### What is being asked:
Copy all the material below, exactly as it stands.

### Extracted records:

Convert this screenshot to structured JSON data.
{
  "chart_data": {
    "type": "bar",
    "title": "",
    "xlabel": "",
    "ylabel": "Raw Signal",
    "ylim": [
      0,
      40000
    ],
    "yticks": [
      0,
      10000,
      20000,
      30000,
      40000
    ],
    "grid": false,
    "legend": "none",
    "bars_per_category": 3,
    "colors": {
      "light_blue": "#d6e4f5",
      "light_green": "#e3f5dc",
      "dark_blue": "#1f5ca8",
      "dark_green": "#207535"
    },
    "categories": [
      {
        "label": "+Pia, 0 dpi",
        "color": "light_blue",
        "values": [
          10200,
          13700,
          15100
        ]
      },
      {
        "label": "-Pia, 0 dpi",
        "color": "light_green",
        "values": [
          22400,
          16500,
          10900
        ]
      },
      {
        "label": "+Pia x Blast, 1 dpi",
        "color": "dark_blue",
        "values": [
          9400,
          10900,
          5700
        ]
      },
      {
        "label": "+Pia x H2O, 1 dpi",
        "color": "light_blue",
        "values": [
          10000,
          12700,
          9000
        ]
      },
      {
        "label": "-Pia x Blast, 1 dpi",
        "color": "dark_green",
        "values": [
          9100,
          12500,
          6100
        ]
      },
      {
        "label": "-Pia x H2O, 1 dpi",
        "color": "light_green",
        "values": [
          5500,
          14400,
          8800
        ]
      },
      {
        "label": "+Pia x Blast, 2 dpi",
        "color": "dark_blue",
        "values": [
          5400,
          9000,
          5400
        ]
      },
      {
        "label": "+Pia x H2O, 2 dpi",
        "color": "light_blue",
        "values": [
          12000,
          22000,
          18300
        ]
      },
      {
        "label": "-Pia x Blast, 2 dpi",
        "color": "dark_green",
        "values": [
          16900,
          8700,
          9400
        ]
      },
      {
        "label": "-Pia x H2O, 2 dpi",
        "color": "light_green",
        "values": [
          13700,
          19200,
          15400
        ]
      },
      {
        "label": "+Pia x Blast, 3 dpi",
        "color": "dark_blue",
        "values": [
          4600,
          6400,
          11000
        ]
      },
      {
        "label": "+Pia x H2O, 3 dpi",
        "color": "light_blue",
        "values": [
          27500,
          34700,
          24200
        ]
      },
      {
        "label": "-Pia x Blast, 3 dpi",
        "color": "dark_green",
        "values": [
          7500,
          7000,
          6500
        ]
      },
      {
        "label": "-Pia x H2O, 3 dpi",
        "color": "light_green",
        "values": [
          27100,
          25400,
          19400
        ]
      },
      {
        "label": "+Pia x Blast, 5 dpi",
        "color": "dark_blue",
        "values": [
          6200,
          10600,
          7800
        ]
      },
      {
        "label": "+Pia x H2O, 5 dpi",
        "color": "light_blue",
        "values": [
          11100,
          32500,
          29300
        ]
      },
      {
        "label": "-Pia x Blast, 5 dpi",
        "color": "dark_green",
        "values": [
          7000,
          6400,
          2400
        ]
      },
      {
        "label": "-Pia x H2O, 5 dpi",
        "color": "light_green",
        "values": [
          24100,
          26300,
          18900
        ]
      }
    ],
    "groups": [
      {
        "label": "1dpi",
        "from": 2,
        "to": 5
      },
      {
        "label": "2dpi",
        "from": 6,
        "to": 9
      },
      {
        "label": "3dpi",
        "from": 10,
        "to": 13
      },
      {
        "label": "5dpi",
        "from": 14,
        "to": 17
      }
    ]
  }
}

### Output of the exercise:
Convert this screenshot to structured JSON data.
{
  "chart_data": {
    "type": "bar",
    "title": "",
    "xlabel": "",
    "ylabel": "Raw Signal",
    "ylim": [
      0,
      40000
    ],
    "yticks": [
      0,
      10000,
      20000,
      30000,
      40000
    ],
    "grid": false,
    "legend": "none",
    "bars_per_category": 3,
    "colors": {
      "light_blue": "#d6e4f5",
      "light_green": "#e3f5dc",
      "dark_blue": "#1f5ca8",
      "dark_green": "#207535"
    },
    "categories": [
      {
        "label": "+Pia, 0 dpi",
        "color": "light_blue",
        "values": [
          10200,
          13700,
          15100
        ]
      },
      {
        "label": "-Pia, 0 dpi",
        "color": "light_green",
        "values": [
          22400,
          16500,
          10900
        ]
      },
      {
        "label": "+Pia x Blast, 1 dpi",
        "color": "dark_blue",
        "values": [
          9400,
          10900,
          5700
        ]
      },
      {
        "label": "+Pia x H2O, 1 dpi",
        "color": "light_blue",
        "values": [
          10000,
          12700,
          9000
        ]
      },
      {
        "label": "-Pia x Blast, 1 dpi",
        "color": "dark_green",
        "values": [
          9100,
          12500,
          6100
        ]
      },
      {
        "label": "-Pia x H2O, 1 dpi",
        "color": "light_green",
        "values": [
          5500,
          14400,
          8800
        ]
      },
      {
        "label": "+Pia x Blast, 2 dpi",
        "color": "dark_blue",
        "values": [
          5400,
          9000,
          5400
        ]
      },
      {
        "label": "+Pia x H2O, 2 dpi",
        "color": "light_blue",
        "values": [
          12000,
          22000,
          18300
        ]
      },
      {
        "label": "-Pia x Blast, 2 dpi",
        "color": "dark_green",
        "values": [
          16900,
          8700,
          9400
        ]
      },
      {
        "label": "-Pia x H2O, 2 dpi",
        "color": "light_green",
        "values": [
          13700,
          19200,
          15400
        ]
      },
      {
        "label": "+Pia x Blast, 3 dpi",
        "color": "dark_blue",
        "values": [
          4600,
          6400,
          11000
        ]
      },
      {
        "label": "+Pia x H2O, 3 dpi",
        "color": "light_blue",
        "values": [
          27500,
          34700,
          24200
        ]
      },
      {
        "label": "-Pia x Blast, 3 dpi",
        "color": "dark_green",
        "values": [
          7500,
          7000,
          6500
        ]
      },
      {
        "label": "-Pia x H2O, 3 dpi",
        "color": "light_green",
        "values": [
          27100,
          25400,
          19400
        ]
      },
      {
        "label": "+Pia x Blast, 5 dpi",
        "color": "dark_blue",
        "values": [
          6200,
          10600,
          7800
        ]
      },
      {
        "label": "+Pia x H2O, 5 dpi",
        "color": "light_blue",
        "values": [
          11100,
          32500,
          29300
        ]
      },
      {
        "label": "-Pia x Blast, 5 dpi",
        "color": "dark_green",
        "values": [
          7000,
          6400,
          2400
        ]
      },
      {
        "label": "-Pia x H2O, 5 dpi",
        "color": "light_green",
        "values": [
          24100,
          26300,
          18900
        ]
      }
    ],
    "groups": [
      {
        "label": "1dpi",
        "from": 2,
        "to": 5
      },
      {
        "label": "2dpi",
        "from": 6,
        "to": 9
      },
      {
        "label": "3dpi",
        "from": 10,
        "to": 13
      },
      {
        "label": "5dpi",
        "from": 14,
        "to": 17
      }
    ]
  }
}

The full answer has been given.